Work through the following lines and count those that hold the word "avatar". Reply with that number only.
********
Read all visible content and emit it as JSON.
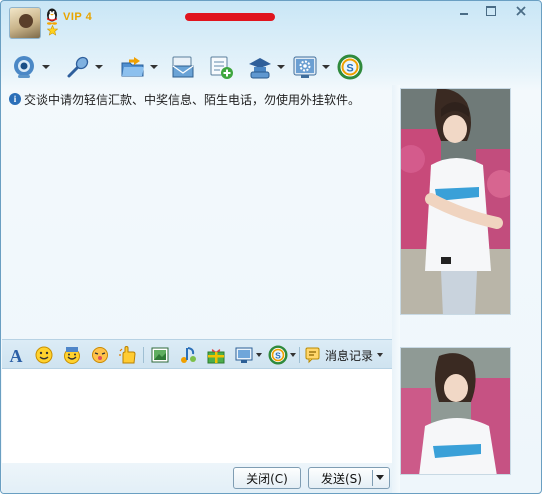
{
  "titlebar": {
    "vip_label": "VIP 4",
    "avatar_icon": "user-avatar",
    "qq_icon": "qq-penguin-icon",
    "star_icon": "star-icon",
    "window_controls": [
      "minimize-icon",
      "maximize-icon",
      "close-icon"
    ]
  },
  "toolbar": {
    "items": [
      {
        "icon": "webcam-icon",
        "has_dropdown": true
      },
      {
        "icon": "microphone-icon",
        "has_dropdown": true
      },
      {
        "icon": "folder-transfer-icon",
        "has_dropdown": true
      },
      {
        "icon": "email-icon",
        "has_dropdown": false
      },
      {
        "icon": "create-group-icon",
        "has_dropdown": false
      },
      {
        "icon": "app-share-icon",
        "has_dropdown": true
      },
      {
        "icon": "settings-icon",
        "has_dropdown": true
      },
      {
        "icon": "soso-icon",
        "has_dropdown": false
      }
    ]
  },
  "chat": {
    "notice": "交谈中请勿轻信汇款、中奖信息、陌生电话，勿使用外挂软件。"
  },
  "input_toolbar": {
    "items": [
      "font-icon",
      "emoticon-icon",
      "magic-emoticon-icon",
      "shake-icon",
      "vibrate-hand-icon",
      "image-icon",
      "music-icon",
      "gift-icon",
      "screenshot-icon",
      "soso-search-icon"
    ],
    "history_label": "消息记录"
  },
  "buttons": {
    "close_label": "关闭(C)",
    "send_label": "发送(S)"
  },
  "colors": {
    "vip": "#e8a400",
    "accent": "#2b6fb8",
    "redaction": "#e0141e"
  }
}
********
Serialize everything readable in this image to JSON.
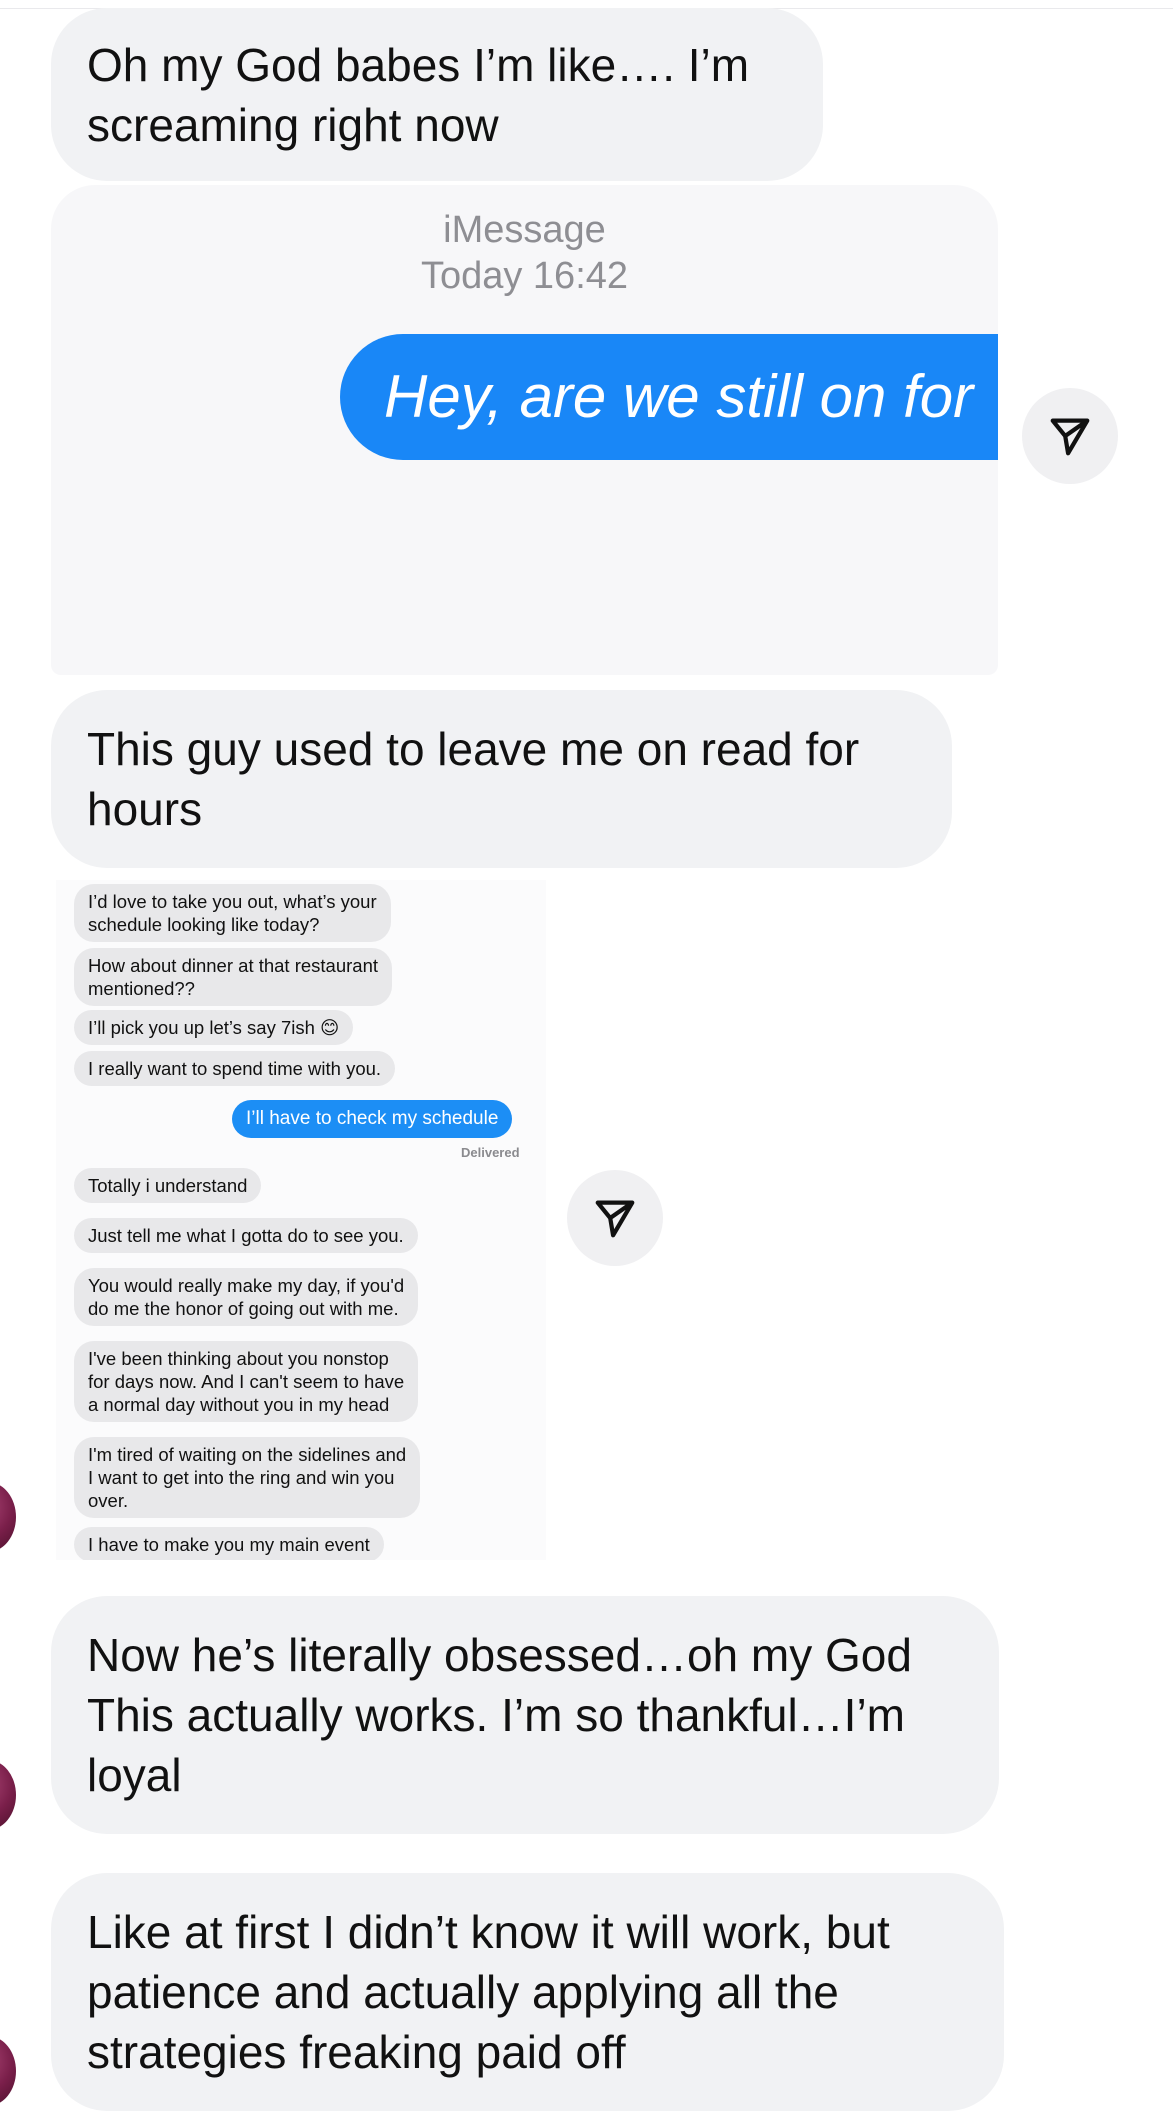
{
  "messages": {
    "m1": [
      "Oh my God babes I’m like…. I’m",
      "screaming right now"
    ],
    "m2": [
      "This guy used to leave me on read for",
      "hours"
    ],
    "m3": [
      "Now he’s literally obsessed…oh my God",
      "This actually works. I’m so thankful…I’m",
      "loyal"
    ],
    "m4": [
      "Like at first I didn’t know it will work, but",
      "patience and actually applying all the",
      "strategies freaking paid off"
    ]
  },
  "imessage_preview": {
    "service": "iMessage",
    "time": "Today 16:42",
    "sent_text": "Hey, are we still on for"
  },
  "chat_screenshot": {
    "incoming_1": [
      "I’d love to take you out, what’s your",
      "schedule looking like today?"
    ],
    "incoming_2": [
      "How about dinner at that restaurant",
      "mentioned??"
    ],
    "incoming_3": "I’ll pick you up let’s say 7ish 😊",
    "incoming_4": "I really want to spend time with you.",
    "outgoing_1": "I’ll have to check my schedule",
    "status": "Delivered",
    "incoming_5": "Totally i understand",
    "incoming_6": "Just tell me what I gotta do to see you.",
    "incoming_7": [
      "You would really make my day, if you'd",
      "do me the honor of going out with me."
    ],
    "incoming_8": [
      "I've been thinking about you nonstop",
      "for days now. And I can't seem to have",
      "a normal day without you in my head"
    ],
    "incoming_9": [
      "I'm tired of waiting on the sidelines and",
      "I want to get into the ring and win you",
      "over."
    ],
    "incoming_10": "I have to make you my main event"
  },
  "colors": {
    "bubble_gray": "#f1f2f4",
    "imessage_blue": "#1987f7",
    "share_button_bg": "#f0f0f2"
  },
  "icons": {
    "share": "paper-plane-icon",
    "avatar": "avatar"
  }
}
********
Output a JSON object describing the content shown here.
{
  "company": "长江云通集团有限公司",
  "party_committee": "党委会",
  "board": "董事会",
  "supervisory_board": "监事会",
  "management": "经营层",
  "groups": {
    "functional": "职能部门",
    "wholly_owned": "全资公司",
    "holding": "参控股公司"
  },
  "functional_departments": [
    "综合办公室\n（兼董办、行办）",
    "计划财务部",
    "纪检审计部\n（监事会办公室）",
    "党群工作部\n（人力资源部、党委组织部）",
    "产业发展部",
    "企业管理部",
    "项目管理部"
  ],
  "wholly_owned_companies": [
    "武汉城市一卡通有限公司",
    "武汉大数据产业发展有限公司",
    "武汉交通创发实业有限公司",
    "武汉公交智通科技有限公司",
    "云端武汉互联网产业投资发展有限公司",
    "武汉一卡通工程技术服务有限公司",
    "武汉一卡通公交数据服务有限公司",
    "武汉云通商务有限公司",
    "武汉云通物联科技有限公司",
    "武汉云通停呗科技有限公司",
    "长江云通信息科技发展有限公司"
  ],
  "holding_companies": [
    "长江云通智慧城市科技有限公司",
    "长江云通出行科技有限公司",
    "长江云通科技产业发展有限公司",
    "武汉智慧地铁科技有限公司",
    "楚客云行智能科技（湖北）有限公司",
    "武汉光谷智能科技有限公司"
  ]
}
********
THE OUTPUT: 2